## Requirements
Only the number is wanted: how many lines contain the word "September"?

## Information supplied

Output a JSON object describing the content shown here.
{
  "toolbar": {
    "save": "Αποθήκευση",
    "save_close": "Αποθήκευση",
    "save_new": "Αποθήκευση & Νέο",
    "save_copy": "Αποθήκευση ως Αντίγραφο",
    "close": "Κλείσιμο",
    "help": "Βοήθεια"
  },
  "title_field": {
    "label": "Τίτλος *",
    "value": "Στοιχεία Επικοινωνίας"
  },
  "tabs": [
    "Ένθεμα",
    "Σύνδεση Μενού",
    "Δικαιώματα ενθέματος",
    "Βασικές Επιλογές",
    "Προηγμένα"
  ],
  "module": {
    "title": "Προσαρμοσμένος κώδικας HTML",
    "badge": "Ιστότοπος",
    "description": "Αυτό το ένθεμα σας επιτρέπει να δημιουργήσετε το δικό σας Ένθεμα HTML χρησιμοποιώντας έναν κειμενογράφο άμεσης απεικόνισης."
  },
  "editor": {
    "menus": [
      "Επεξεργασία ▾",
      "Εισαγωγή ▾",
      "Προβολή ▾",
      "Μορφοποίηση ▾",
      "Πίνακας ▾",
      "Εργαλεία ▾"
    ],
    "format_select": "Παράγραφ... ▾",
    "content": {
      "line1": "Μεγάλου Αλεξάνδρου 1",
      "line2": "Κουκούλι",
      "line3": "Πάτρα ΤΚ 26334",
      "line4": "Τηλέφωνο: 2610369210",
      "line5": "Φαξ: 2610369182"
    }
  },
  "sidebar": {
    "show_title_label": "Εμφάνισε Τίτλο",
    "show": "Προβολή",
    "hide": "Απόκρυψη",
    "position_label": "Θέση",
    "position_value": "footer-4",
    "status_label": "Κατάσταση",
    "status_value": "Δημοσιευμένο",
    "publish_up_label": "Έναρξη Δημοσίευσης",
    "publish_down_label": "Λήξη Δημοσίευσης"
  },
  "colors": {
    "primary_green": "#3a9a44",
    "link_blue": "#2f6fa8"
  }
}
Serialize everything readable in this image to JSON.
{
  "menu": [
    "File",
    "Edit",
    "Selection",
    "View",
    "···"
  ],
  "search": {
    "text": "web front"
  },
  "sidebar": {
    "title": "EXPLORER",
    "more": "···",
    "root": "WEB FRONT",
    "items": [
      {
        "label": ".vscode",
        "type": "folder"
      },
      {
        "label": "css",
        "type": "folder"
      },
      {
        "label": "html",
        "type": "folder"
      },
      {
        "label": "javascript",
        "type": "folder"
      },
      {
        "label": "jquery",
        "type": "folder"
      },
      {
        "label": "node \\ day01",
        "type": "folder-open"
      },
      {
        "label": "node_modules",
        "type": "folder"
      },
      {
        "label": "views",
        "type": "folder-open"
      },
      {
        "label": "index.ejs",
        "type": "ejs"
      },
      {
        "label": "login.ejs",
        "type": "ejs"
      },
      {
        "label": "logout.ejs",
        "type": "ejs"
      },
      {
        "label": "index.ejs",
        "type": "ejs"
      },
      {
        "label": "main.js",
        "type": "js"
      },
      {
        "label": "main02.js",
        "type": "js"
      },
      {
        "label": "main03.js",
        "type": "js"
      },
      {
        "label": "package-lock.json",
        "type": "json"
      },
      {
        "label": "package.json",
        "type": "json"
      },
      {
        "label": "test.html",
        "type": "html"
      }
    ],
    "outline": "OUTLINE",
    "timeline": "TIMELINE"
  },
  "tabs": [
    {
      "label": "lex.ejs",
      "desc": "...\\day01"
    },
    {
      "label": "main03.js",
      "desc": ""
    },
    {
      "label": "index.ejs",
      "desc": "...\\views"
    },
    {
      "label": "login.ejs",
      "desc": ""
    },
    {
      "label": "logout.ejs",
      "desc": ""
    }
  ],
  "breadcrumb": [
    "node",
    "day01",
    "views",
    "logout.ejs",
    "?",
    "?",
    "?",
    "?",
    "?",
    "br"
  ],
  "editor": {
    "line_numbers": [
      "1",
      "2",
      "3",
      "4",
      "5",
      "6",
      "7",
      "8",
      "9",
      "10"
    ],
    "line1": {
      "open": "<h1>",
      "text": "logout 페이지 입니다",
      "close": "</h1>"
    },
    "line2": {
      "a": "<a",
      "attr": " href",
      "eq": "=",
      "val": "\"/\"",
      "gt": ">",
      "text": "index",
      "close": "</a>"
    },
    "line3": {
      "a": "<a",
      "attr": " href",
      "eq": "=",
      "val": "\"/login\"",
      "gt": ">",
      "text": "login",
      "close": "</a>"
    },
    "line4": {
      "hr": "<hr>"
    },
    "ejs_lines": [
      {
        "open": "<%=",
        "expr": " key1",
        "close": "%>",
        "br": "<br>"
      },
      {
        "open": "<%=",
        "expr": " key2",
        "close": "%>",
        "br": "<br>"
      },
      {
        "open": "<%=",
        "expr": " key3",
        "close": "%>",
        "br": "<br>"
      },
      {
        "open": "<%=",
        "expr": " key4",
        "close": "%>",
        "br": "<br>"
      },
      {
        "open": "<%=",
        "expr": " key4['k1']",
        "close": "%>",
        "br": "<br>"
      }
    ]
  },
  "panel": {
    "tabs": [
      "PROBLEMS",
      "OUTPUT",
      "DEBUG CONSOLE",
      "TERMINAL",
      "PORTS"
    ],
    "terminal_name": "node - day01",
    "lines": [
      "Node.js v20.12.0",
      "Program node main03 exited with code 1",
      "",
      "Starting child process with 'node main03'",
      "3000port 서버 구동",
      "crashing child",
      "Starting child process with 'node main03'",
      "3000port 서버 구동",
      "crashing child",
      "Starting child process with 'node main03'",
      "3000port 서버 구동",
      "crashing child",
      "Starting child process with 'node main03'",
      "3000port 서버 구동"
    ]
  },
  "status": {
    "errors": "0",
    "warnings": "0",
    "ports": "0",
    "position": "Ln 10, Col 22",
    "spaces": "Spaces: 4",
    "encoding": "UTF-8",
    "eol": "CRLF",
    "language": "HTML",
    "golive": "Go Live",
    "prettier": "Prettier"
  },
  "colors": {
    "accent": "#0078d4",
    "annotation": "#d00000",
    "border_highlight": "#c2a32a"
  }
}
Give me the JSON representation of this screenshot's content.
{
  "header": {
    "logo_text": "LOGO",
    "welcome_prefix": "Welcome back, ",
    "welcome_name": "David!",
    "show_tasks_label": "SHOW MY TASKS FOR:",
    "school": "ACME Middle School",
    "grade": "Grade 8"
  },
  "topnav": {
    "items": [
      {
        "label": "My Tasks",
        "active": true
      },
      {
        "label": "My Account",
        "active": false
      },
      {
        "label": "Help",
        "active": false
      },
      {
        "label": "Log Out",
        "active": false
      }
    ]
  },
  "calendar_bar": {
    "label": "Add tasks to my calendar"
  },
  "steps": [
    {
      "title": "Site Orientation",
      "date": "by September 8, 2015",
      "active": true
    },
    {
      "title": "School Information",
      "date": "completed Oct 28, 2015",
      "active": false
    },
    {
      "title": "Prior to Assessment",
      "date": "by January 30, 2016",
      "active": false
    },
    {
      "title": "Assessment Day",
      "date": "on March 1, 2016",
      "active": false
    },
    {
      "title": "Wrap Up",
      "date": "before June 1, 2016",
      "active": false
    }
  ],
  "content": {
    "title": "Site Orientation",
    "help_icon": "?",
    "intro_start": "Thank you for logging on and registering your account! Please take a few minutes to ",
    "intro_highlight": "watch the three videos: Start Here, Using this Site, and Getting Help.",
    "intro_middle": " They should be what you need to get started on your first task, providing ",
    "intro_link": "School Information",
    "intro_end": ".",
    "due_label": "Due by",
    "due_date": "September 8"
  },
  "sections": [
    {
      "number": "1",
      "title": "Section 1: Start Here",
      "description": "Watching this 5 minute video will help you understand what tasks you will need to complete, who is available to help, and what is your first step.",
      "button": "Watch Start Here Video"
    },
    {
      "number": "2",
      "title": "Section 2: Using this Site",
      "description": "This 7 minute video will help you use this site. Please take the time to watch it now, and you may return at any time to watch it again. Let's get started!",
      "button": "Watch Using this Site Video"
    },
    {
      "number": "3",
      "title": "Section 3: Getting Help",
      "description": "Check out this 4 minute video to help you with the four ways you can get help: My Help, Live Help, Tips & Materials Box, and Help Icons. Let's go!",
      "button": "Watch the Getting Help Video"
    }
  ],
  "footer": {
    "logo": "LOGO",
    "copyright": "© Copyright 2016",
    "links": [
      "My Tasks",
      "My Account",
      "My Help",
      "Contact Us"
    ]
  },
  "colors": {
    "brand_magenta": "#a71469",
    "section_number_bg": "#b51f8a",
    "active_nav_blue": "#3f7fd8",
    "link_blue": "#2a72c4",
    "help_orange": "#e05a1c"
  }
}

## Complete output
2